Output the entries word for word. Omit images.

*** Opening of EXCERPTED RECORDS ***

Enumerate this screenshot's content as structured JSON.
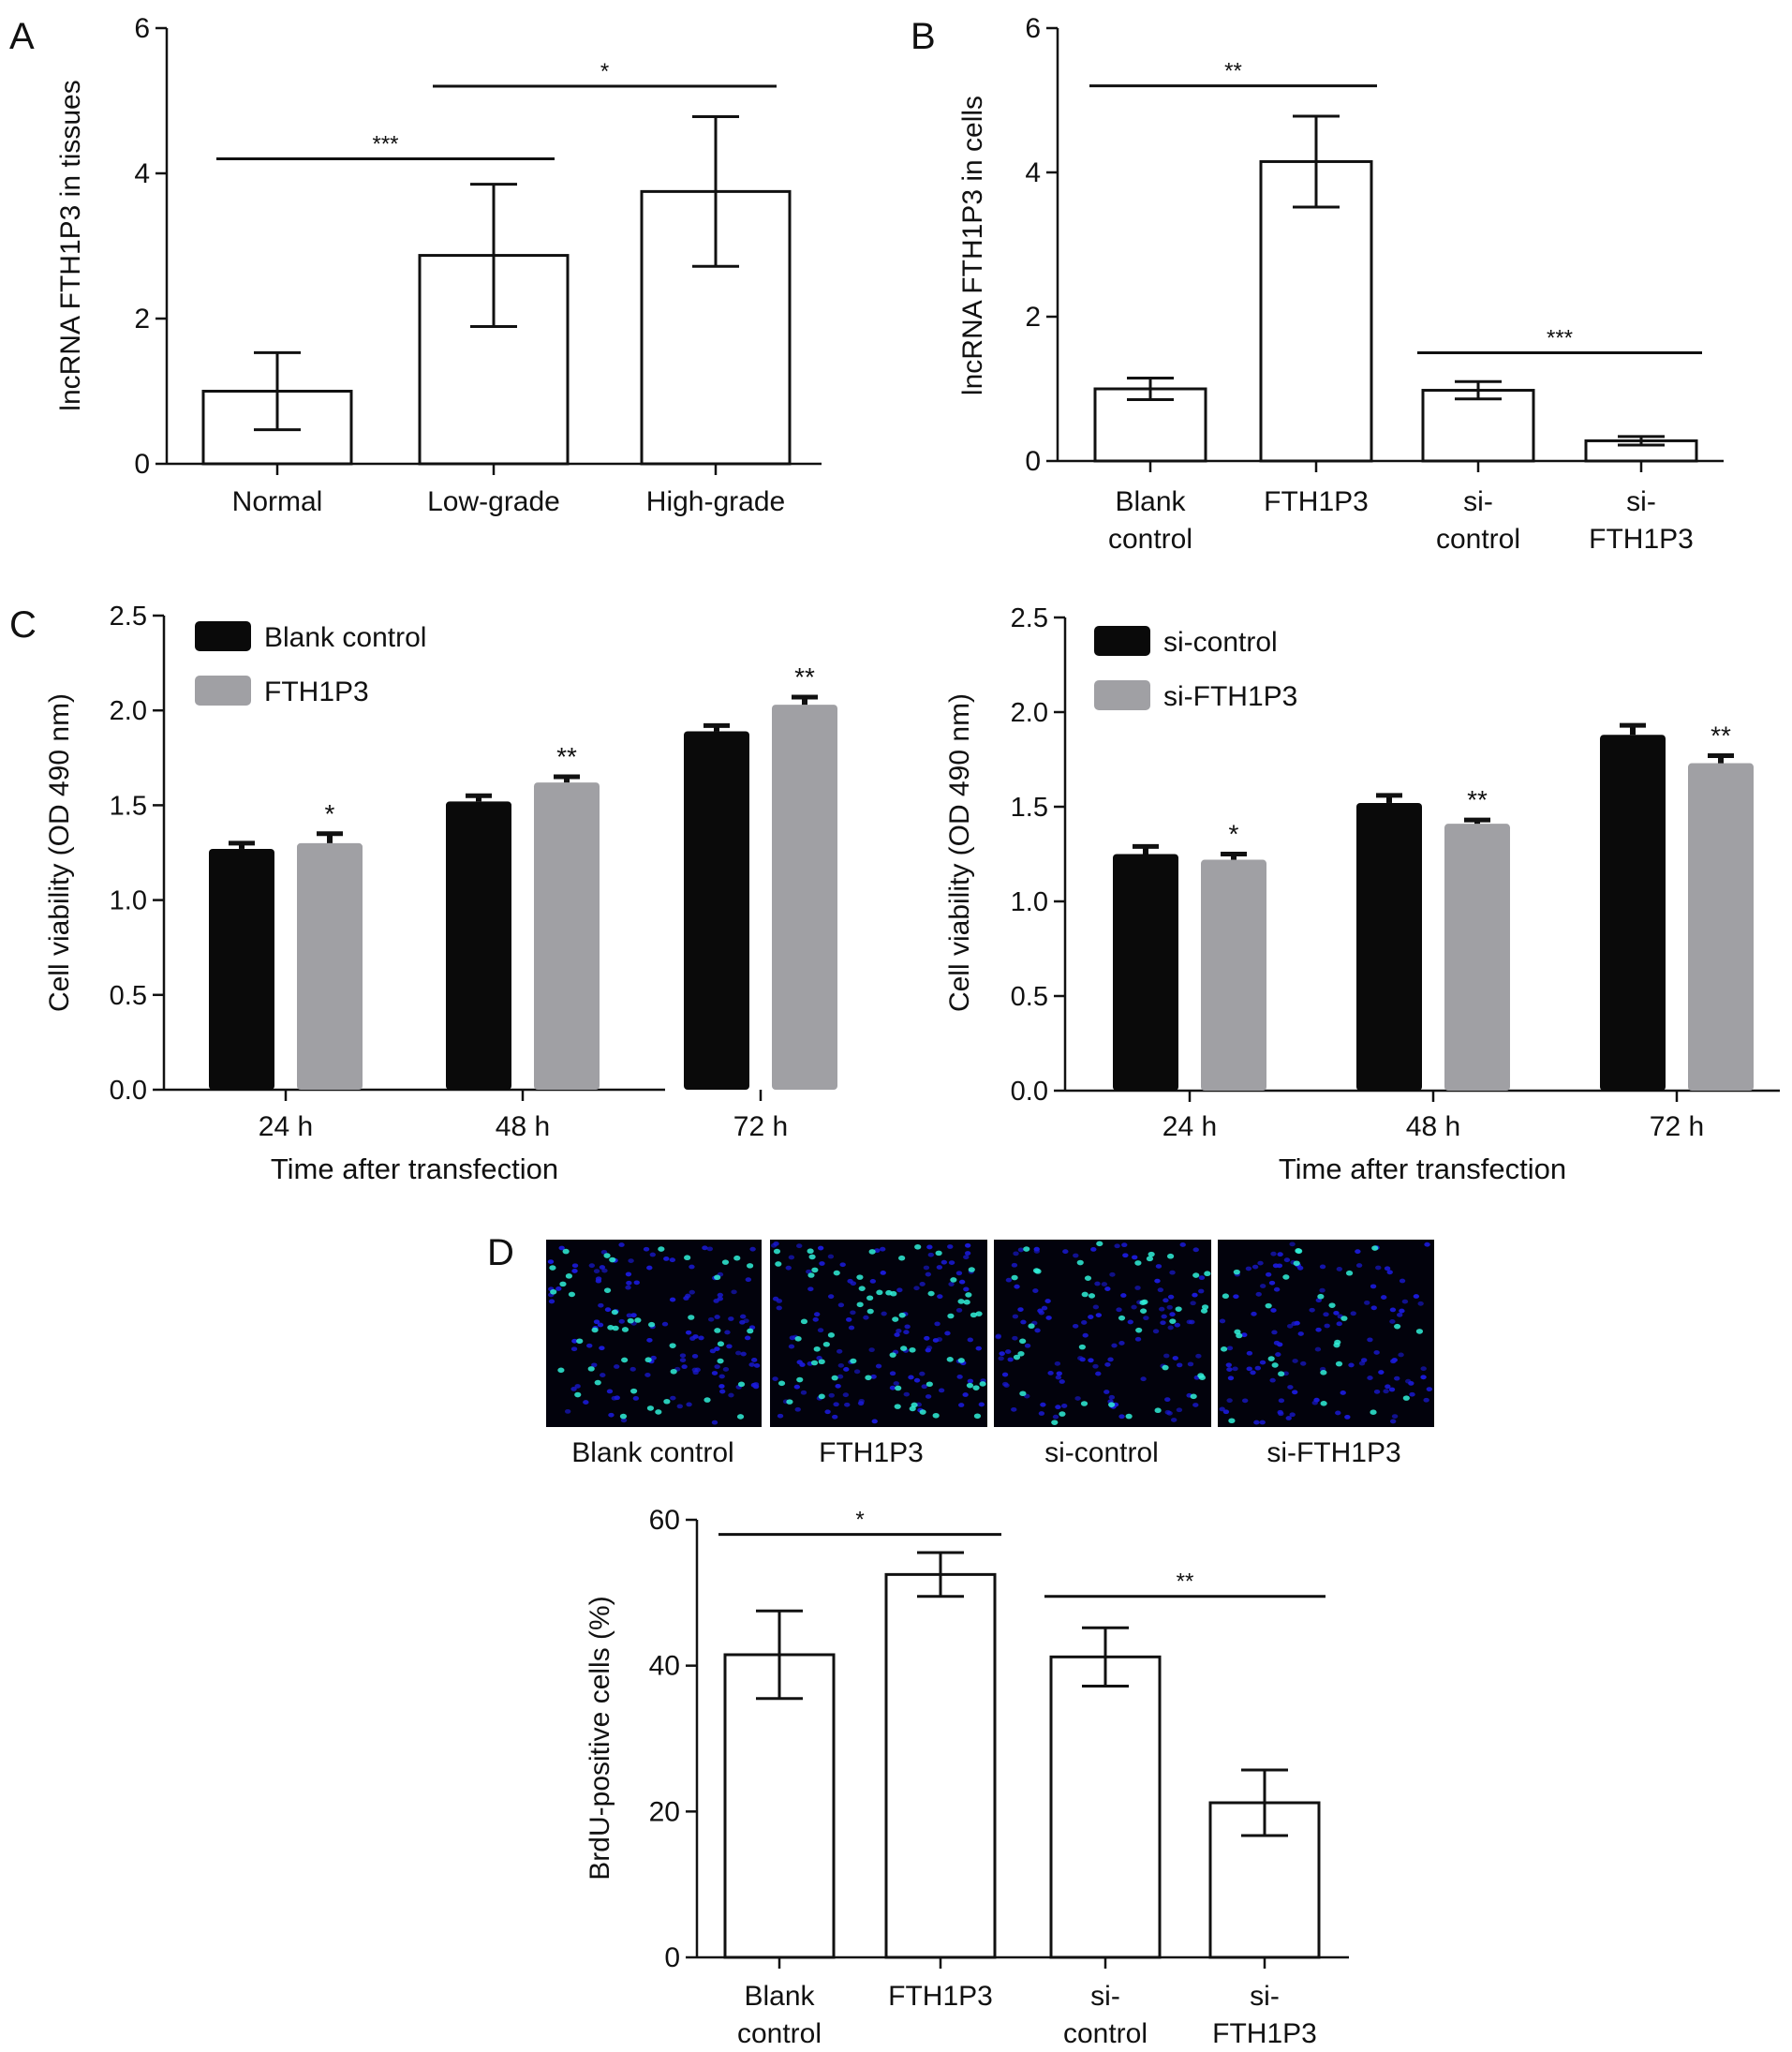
{
  "figure": {
    "panel_labels": [
      "A",
      "B",
      "C",
      "D"
    ],
    "micrograph_labels": [
      "Blank control",
      "FTH1P3",
      "si-control",
      "si-FTH1P3"
    ],
    "colors": {
      "axis": "#111111",
      "bar_dark": "#0a0a0a",
      "bar_gray": "#a0a0a4",
      "micro_bg": "#02020c",
      "nuclei_blue": "#1a1ad8",
      "nuclei_cyan": "#30f0d8"
    },
    "micrograph_brdu_counts": [
      45,
      60,
      40,
      28
    ]
  },
  "chart_data": [
    {
      "id": "A",
      "type": "bar",
      "ylabel": "lncRNA FTH1P3 in tissues",
      "xlabel": "",
      "ylim": [
        0,
        6
      ],
      "yticks": [
        "0",
        "2",
        "4",
        "6"
      ],
      "ytick_values": [
        0,
        2,
        4,
        6
      ],
      "categories": [
        [
          "Normal"
        ],
        [
          "Low-grade"
        ],
        [
          "High-grade"
        ]
      ],
      "values": [
        1.0,
        2.87,
        3.75
      ],
      "errors": [
        0.53,
        0.98,
        1.03
      ],
      "significance": [
        {
          "from": 0,
          "to": 1,
          "label": "***",
          "y": 4.2
        },
        {
          "from": 1,
          "to": 2,
          "label": "*",
          "y": 5.2
        }
      ]
    },
    {
      "id": "B",
      "type": "bar",
      "ylabel": "lncRNA FTH1P3 in cells",
      "xlabel": "",
      "ylim": [
        0,
        6
      ],
      "yticks": [
        "0",
        "2",
        "4",
        "6"
      ],
      "ytick_values": [
        0,
        2,
        4,
        6
      ],
      "categories": [
        [
          "Blank",
          "control"
        ],
        [
          "FTH1P3"
        ],
        [
          "si-",
          "control"
        ],
        [
          "si-",
          "FTH1P3"
        ]
      ],
      "values": [
        1.0,
        4.15,
        0.98,
        0.28
      ],
      "errors": [
        0.15,
        0.63,
        0.12,
        0.06
      ],
      "significance": [
        {
          "from": 0,
          "to": 1,
          "label": "**",
          "y": 5.2
        },
        {
          "from": 2,
          "to": 3,
          "label": "***",
          "y": 1.5
        }
      ]
    },
    {
      "id": "C-left",
      "type": "bar",
      "ylabel": "Cell viability (OD 490 nm)",
      "xlabel": "Time after transfection",
      "ylim": [
        0,
        2.5
      ],
      "yticks": [
        "0.0",
        "0.5",
        "1.0",
        "1.5",
        "2.0",
        "2.5"
      ],
      "ytick_values": [
        0,
        0.5,
        1.0,
        1.5,
        2.0,
        2.5
      ],
      "categories": [
        "24 h",
        "48 h",
        "72 h"
      ],
      "series": [
        {
          "name": "Blank control",
          "values": [
            1.27,
            1.52,
            1.89
          ],
          "errors": [
            0.03,
            0.03,
            0.03
          ]
        },
        {
          "name": "FTH1P3",
          "values": [
            1.3,
            1.62,
            2.03
          ],
          "errors": [
            0.05,
            0.03,
            0.04
          ]
        }
      ],
      "significance_labels": [
        "*",
        "**",
        "**"
      ],
      "legend_position": "top-left"
    },
    {
      "id": "C-right",
      "type": "bar",
      "ylabel": "Cell viability (OD 490 nm)",
      "xlabel": "Time after transfection",
      "ylim": [
        0,
        2.5
      ],
      "yticks": [
        "0.0",
        "0.5",
        "1.0",
        "1.5",
        "2.0",
        "2.5"
      ],
      "ytick_values": [
        0,
        0.5,
        1.0,
        1.5,
        2.0,
        2.5
      ],
      "categories": [
        "24 h",
        "48 h",
        "72 h"
      ],
      "series": [
        {
          "name": "si-control",
          "values": [
            1.25,
            1.52,
            1.88
          ],
          "errors": [
            0.04,
            0.04,
            0.05
          ]
        },
        {
          "name": "si-FTH1P3",
          "values": [
            1.22,
            1.41,
            1.73
          ],
          "errors": [
            0.03,
            0.02,
            0.04
          ]
        }
      ],
      "significance_labels": [
        "*",
        "**",
        "**"
      ],
      "legend_position": "top-left"
    },
    {
      "id": "D",
      "type": "bar",
      "ylabel": "BrdU-positive cells (%)",
      "xlabel": "",
      "ylim": [
        0,
        60
      ],
      "yticks": [
        "0",
        "20",
        "40",
        "60"
      ],
      "ytick_values": [
        0,
        20,
        40,
        60
      ],
      "categories": [
        [
          "Blank",
          "control"
        ],
        [
          "FTH1P3"
        ],
        [
          "si-",
          "control"
        ],
        [
          "si-",
          "FTH1P3"
        ]
      ],
      "values": [
        41.5,
        52.5,
        41.2,
        21.2
      ],
      "errors": [
        6.0,
        3.0,
        4.0,
        4.5
      ],
      "significance": [
        {
          "from": 0,
          "to": 1,
          "label": "*",
          "y": 58.0
        },
        {
          "from": 2,
          "to": 3,
          "label": "**",
          "y": 49.5
        }
      ]
    }
  ]
}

*** Close of EXCERPTED RECORDS ***

ANSWER SECTION |
Enumerate this screenshot's content as structured JSON.
{
  "figure": {
    "panel_labels": [
      "A",
      "B",
      "C",
      "D"
    ],
    "micrograph_labels": [
      "Blank control",
      "FTH1P3",
      "si-control",
      "si-FTH1P3"
    ],
    "colors": {
      "axis": "#111111",
      "bar_dark": "#0a0a0a",
      "bar_gray": "#a0a0a4",
      "micro_bg": "#02020c",
      "nuclei_blue": "#1a1ad8",
      "nuclei_cyan": "#30f0d8"
    },
    "micrograph_brdu_counts": [
      45,
      60,
      40,
      28
    ]
  },
  "chart_data": [
    {
      "id": "A",
      "type": "bar",
      "ylabel": "lncRNA FTH1P3 in tissues",
      "xlabel": "",
      "ylim": [
        0,
        6
      ],
      "yticks": [
        "0",
        "2",
        "4",
        "6"
      ],
      "ytick_values": [
        0,
        2,
        4,
        6
      ],
      "categories": [
        [
          "Normal"
        ],
        [
          "Low-grade"
        ],
        [
          "High-grade"
        ]
      ],
      "values": [
        1.0,
        2.87,
        3.75
      ],
      "errors": [
        0.53,
        0.98,
        1.03
      ],
      "significance": [
        {
          "from": 0,
          "to": 1,
          "label": "***",
          "y": 4.2
        },
        {
          "from": 1,
          "to": 2,
          "label": "*",
          "y": 5.2
        }
      ]
    },
    {
      "id": "B",
      "type": "bar",
      "ylabel": "lncRNA FTH1P3 in cells",
      "xlabel": "",
      "ylim": [
        0,
        6
      ],
      "yticks": [
        "0",
        "2",
        "4",
        "6"
      ],
      "ytick_values": [
        0,
        2,
        4,
        6
      ],
      "categories": [
        [
          "Blank",
          "control"
        ],
        [
          "FTH1P3"
        ],
        [
          "si-",
          "control"
        ],
        [
          "si-",
          "FTH1P3"
        ]
      ],
      "values": [
        1.0,
        4.15,
        0.98,
        0.28
      ],
      "errors": [
        0.15,
        0.63,
        0.12,
        0.06
      ],
      "significance": [
        {
          "from": 0,
          "to": 1,
          "label": "**",
          "y": 5.2
        },
        {
          "from": 2,
          "to": 3,
          "label": "***",
          "y": 1.5
        }
      ]
    },
    {
      "id": "C-left",
      "type": "bar",
      "ylabel": "Cell viability (OD 490 nm)",
      "xlabel": "Time after transfection",
      "ylim": [
        0,
        2.5
      ],
      "yticks": [
        "0.0",
        "0.5",
        "1.0",
        "1.5",
        "2.0",
        "2.5"
      ],
      "ytick_values": [
        0,
        0.5,
        1.0,
        1.5,
        2.0,
        2.5
      ],
      "categories": [
        "24 h",
        "48 h",
        "72 h"
      ],
      "series": [
        {
          "name": "Blank control",
          "values": [
            1.27,
            1.52,
            1.89
          ],
          "errors": [
            0.03,
            0.03,
            0.03
          ]
        },
        {
          "name": "FTH1P3",
          "values": [
            1.3,
            1.62,
            2.03
          ],
          "errors": [
            0.05,
            0.03,
            0.04
          ]
        }
      ],
      "significance_labels": [
        "*",
        "**",
        "**"
      ],
      "legend_position": "top-left"
    },
    {
      "id": "C-right",
      "type": "bar",
      "ylabel": "Cell viability (OD 490 nm)",
      "xlabel": "Time after transfection",
      "ylim": [
        0,
        2.5
      ],
      "yticks": [
        "0.0",
        "0.5",
        "1.0",
        "1.5",
        "2.0",
        "2.5"
      ],
      "ytick_values": [
        0,
        0.5,
        1.0,
        1.5,
        2.0,
        2.5
      ],
      "categories": [
        "24 h",
        "48 h",
        "72 h"
      ],
      "series": [
        {
          "name": "si-control",
          "values": [
            1.25,
            1.52,
            1.88
          ],
          "errors": [
            0.04,
            0.04,
            0.05
          ]
        },
        {
          "name": "si-FTH1P3",
          "values": [
            1.22,
            1.41,
            1.73
          ],
          "errors": [
            0.03,
            0.02,
            0.04
          ]
        }
      ],
      "significance_labels": [
        "*",
        "**",
        "**"
      ],
      "legend_position": "top-left"
    },
    {
      "id": "D",
      "type": "bar",
      "ylabel": "BrdU-positive cells (%)",
      "xlabel": "",
      "ylim": [
        0,
        60
      ],
      "yticks": [
        "0",
        "20",
        "40",
        "60"
      ],
      "ytick_values": [
        0,
        20,
        40,
        60
      ],
      "categories": [
        [
          "Blank",
          "control"
        ],
        [
          "FTH1P3"
        ],
        [
          "si-",
          "control"
        ],
        [
          "si-",
          "FTH1P3"
        ]
      ],
      "values": [
        41.5,
        52.5,
        41.2,
        21.2
      ],
      "errors": [
        6.0,
        3.0,
        4.0,
        4.5
      ],
      "significance": [
        {
          "from": 0,
          "to": 1,
          "label": "*",
          "y": 58.0
        },
        {
          "from": 2,
          "to": 3,
          "label": "**",
          "y": 49.5
        }
      ]
    }
  ]
}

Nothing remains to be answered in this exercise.